- _Trecho do texto_:
##########
A história da Carol é um exemplo da desorganização de muitos programas de transplante no Brasil, um país com "muita lei e pouca saúde". Fica evidente que a principal pedra no caminho dos transplantes é a desinformação, a falta de estrutura, a burocratização exagerada das coisas e a ausência, inclusive na classe médica, de um pouco de boa vontade para o coletivo.
O seguinte relato foi escrito, na primeira pessoa, pelo pai do Eduardo, tio da Carol (fnassis@uol.com.br).
Em 05 de fevereiro de 1997, após um acidente de automóvel junto com meu irmão, a Carol deu entrada em um hospital especializado em atendimentos de emergência, com sinais visíveis de descerebrização. Pouco tempo depois, um neurologista fez o diagnóstico de morte encefálica com base em testes clínicos e em uma tomografia computadorizada, realizada em uma clínica localizada a uma quadra do hospital. O hospital que leva o pomposo nome de Hospital Memorial de Natal, não possuía sequer um Eletroencefalógrafo.
Os pais da Carol não vacilaram em autorizar a doação dos órgãos possíveis, comunicando a sua decisão aos médicos assistentes e à administração do hospital. Eles agiram assim por duas razões: primeiro, já haviam experimentado o drama da espera por um doador para o nosso sobrinho que teve as duas córneas transplantadas no Instituto de Olhos da Paraíba, há mais de 15 anos, para resolver um problema de cegueira, provocado por uma doença chamada ceratocone. Segundo, o Eduardo já estava há mais de três anos com um problema sério de saúde e a indicação de transplante cardíaco seria apenas uma questão de tempo.
Quando cheguei a Natal, três dias após o acidente, sabendo da decisão dos pais da Carol, verifiquei no hospital que nada havia sido feito para viabilizar a doação dos órgãos. Indagados, médicos e enfermeiros apenas diziam: "aqui ninguém não faz isso não". Telefonei para o médico do Eduardo, em Porto Alegre, RS, o qual orientou-me para procurar o médico da Secretaria de Saúde responsável pela captação de órgãos no Estado e até mesmo telefonar para a Central de Transplante de São Paulo a qual, possivelmente, teria condições de captação em Natal.
Conseguiu-se o nome e o telefone do tal médico da Secretaria de Saúde na própria administração do hospital. Enquanto um amigo ligava para ele (no caso ela: Dra. Sanali) liguei para a Central de Transplante de São Paulo (011 306-41649). Uma atendente muito educada, mostrando grande interesse pelo caso, solicitou as informações básicas da possível doadora: nome, idade, causa do acidente cerebral, grupo sangüíneo, peso aproximado, etc.. Outras informações, deveriam ser fornecidas por um médico com acesso ao prontuário da paciente. Forneci-lhe então o número do hospital. Para minha surpresa ela falou-me que não estava autorizada a fazer uma ligação interurbana. O hospital de Natal era que tinha que ligar. Fui então à administração deste que retrucou: "nós também não fazemos ligações interurbanas, a não ser que o plano de saúde do seu irmão autorize"
##########
- _O que se pede_:
Reproduza o trecho do relato sobre a doação dos órgãos da Carol que começa com as palavras "Os pais da Carol não" e termina com "questão de tempo.", alterando "vacilaram" para "hesitaram".
##########
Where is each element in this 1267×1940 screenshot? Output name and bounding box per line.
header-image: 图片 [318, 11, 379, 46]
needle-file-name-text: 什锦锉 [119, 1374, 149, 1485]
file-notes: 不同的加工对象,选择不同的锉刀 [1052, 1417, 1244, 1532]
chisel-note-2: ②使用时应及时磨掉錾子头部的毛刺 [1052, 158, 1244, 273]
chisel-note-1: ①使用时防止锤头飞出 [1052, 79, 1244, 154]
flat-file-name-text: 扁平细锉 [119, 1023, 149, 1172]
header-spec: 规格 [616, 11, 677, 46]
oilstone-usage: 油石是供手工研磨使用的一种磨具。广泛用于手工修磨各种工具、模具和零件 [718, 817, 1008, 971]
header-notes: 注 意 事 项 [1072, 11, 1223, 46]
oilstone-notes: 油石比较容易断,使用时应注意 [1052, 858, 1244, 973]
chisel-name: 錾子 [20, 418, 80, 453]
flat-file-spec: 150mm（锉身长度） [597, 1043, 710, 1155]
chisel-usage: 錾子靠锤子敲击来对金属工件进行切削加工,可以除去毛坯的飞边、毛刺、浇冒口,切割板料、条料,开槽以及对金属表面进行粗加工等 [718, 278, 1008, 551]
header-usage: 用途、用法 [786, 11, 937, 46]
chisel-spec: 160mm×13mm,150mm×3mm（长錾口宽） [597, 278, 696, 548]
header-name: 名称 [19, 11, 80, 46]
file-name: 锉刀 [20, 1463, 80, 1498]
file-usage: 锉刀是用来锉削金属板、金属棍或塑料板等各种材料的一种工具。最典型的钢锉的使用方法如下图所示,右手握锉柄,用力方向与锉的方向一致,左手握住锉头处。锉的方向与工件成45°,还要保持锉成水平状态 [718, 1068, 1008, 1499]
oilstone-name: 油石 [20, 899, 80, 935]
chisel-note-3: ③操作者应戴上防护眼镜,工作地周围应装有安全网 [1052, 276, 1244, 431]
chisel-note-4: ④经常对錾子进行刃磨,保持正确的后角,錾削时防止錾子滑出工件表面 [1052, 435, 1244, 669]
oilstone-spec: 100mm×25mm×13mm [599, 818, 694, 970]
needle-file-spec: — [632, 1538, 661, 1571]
##########
- _Resposta da tarefa_:
Os pais da Carol não hesitaram em autorizar a doação dos órgãos possíveis, comunicando a sua decisão aos médicos assistentes e à administração do hospital. Eles agiram assim por duas razões: primeiro, já haviam experimentado o drama da espera por um doador para o nosso sobrinho que teve as duas córneas transplantadas no Instituto de Olhos da Paraíba, há mais de 15 anos, para resolver um problema de cegueira, provocado por uma doença chamada ceratocone. Segundo, o Eduardo já estava há mais de três anos com um problema sério de saúde e a indicação de transplante cardíaco seria apenas uma questão de tempo.